● A run of records:
* * * * *

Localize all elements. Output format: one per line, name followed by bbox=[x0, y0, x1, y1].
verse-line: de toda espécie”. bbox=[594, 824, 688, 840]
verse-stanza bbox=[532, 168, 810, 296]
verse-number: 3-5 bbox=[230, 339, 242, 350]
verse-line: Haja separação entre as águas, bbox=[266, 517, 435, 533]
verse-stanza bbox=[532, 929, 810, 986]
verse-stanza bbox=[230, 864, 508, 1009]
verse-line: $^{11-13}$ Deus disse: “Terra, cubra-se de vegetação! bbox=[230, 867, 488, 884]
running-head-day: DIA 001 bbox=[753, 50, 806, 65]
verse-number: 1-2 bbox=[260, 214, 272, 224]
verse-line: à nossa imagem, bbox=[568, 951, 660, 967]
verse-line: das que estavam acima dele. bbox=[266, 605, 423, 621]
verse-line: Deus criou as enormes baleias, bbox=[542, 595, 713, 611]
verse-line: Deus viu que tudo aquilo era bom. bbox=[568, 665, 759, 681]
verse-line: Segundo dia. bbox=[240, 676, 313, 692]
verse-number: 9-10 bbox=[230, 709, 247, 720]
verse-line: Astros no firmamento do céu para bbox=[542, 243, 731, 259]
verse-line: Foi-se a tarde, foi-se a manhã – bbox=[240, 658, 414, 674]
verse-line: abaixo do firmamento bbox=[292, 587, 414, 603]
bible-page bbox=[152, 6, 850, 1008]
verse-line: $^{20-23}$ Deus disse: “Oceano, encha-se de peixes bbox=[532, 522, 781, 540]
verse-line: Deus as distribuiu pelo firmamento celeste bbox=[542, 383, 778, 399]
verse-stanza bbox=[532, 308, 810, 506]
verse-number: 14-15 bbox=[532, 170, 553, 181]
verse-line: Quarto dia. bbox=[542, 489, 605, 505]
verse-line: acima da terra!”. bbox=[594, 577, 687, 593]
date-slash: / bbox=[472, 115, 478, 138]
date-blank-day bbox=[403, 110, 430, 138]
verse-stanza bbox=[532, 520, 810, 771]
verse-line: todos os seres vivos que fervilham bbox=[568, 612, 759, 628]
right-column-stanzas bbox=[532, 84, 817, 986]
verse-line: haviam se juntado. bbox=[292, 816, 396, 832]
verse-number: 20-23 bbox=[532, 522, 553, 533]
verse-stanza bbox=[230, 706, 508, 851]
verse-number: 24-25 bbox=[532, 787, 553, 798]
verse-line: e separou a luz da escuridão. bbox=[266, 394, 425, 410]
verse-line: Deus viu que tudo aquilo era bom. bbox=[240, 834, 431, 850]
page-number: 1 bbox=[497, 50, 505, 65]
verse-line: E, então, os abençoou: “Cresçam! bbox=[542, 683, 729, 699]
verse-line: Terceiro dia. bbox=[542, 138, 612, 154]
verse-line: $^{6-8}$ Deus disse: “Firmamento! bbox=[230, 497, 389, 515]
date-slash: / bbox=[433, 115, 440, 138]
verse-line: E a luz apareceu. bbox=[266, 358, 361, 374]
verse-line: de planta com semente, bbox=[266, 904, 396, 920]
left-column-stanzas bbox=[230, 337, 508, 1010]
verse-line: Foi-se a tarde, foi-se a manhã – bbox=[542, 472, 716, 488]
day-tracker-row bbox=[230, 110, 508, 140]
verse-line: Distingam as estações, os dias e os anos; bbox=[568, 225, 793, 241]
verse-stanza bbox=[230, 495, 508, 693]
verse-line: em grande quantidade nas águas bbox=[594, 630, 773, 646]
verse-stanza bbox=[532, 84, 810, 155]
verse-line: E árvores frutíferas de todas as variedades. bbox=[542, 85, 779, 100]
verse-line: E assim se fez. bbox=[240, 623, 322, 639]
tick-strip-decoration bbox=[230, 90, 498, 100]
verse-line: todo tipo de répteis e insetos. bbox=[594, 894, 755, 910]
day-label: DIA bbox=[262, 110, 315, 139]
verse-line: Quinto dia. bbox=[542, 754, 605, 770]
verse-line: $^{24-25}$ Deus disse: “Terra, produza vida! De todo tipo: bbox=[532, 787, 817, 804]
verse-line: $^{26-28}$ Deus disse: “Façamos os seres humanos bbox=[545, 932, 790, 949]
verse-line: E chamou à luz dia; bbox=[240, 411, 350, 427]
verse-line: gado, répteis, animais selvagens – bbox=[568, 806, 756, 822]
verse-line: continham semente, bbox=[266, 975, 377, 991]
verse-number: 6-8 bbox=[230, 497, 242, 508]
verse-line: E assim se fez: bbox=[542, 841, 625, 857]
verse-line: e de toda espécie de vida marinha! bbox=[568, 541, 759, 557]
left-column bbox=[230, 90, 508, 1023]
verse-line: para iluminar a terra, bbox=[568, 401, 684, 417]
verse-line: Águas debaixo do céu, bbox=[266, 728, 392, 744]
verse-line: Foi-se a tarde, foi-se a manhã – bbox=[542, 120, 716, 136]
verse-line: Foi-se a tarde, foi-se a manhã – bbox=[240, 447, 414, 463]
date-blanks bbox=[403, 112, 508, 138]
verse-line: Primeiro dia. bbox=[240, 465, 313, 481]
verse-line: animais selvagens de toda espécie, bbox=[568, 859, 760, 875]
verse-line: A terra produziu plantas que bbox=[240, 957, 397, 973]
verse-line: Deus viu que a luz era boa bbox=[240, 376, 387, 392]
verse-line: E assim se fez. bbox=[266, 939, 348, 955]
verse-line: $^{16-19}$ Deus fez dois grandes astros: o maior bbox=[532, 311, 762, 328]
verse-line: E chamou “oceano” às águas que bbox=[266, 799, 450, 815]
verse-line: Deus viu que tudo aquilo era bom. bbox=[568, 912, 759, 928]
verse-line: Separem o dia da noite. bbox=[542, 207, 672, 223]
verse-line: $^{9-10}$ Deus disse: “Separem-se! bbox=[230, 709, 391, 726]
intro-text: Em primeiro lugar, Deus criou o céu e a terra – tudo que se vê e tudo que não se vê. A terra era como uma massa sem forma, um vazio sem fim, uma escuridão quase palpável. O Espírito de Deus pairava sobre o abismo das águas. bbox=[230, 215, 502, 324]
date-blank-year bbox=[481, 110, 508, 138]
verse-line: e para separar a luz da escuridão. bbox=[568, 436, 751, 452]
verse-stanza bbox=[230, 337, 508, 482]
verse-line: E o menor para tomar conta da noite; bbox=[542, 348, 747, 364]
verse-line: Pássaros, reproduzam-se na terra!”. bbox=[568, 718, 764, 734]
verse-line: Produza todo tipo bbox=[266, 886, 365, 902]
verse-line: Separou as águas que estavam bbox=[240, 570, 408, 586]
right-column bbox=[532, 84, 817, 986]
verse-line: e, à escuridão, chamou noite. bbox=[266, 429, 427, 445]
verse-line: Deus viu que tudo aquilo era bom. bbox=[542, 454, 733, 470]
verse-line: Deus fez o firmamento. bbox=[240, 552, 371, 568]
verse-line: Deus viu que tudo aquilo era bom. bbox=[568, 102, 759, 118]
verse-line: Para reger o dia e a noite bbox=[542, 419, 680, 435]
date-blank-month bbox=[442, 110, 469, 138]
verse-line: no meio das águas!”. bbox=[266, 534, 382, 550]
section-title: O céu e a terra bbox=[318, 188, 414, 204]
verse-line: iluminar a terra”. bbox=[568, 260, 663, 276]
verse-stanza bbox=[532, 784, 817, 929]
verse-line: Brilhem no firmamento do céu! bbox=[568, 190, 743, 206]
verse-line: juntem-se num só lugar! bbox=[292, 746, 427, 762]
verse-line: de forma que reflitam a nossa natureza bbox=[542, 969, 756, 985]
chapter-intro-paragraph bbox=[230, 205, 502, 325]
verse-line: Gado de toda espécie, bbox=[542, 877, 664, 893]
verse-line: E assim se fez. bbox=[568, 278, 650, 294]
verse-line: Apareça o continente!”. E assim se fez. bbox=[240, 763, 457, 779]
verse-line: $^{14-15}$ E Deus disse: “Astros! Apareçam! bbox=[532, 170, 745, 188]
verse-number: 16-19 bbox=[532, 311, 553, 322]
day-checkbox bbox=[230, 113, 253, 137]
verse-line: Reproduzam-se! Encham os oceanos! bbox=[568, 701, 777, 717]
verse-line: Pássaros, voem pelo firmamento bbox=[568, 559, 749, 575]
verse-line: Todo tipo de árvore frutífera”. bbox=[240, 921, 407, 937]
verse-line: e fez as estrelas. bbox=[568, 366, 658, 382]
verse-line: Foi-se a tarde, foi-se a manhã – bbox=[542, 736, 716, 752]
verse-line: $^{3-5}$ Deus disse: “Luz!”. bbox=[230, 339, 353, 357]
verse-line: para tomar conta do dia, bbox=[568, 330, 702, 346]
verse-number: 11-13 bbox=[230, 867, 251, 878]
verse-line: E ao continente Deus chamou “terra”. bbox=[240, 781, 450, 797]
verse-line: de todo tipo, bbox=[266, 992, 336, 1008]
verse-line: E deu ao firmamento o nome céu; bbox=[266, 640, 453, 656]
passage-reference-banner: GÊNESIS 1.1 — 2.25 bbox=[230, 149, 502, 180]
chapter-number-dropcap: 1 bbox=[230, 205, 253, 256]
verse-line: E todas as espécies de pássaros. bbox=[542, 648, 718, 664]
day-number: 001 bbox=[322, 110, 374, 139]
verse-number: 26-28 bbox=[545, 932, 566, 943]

* * * * *

● Task objective: Reproduce the records above word for word, beginning with the first line and stopping after the line that contains "verse-line: haviam se".

● Result below:
Localize all elements. Output format: one per line, name followed by bbox=[x0, y0, x1, y1].
verse-line: de toda espécie”. bbox=[594, 824, 688, 840]
verse-stanza bbox=[532, 168, 810, 296]
verse-number: 3-5 bbox=[230, 339, 242, 350]
verse-line: Haja separação entre as águas, bbox=[266, 517, 435, 533]
verse-stanza bbox=[532, 929, 810, 986]
verse-stanza bbox=[230, 864, 508, 1009]
verse-line: $^{11-13}$ Deus disse: “Terra, cubra-se de vegetação! bbox=[230, 867, 488, 884]
running-head-day: DIA 001 bbox=[753, 50, 806, 65]
verse-number: 1-2 bbox=[260, 214, 272, 224]
verse-line: à nossa imagem, bbox=[568, 951, 660, 967]
verse-line: das que estavam acima dele. bbox=[266, 605, 423, 621]
verse-line: Deus criou as enormes baleias, bbox=[542, 595, 713, 611]
verse-line: Deus viu que tudo aquilo era bom. bbox=[568, 665, 759, 681]
verse-line: Segundo dia. bbox=[240, 676, 313, 692]
verse-number: 9-10 bbox=[230, 709, 247, 720]
verse-line: Astros no firmamento do céu para bbox=[542, 243, 731, 259]
verse-line: Foi-se a tarde, foi-se a manhã – bbox=[240, 658, 414, 674]
verse-line: abaixo do firmamento bbox=[292, 587, 414, 603]
bible-page bbox=[152, 6, 850, 1008]
verse-line: $^{20-23}$ Deus disse: “Oceano, encha-se de peixes bbox=[532, 522, 781, 540]
verse-line: Deus as distribuiu pelo firmamento celeste bbox=[542, 383, 778, 399]
verse-stanza bbox=[532, 308, 810, 506]
verse-number: 14-15 bbox=[532, 170, 553, 181]
verse-line: Quarto dia. bbox=[542, 489, 605, 505]
verse-line: acima da terra!”. bbox=[594, 577, 687, 593]
date-slash: / bbox=[472, 115, 478, 138]
date-blank-day bbox=[403, 110, 430, 138]
verse-stanza bbox=[532, 520, 810, 771]
verse-line: todos os seres vivos que fervilham bbox=[568, 612, 759, 628]
right-column-stanzas bbox=[532, 84, 817, 986]
verse-line: haviam se juntado. bbox=[292, 816, 396, 832]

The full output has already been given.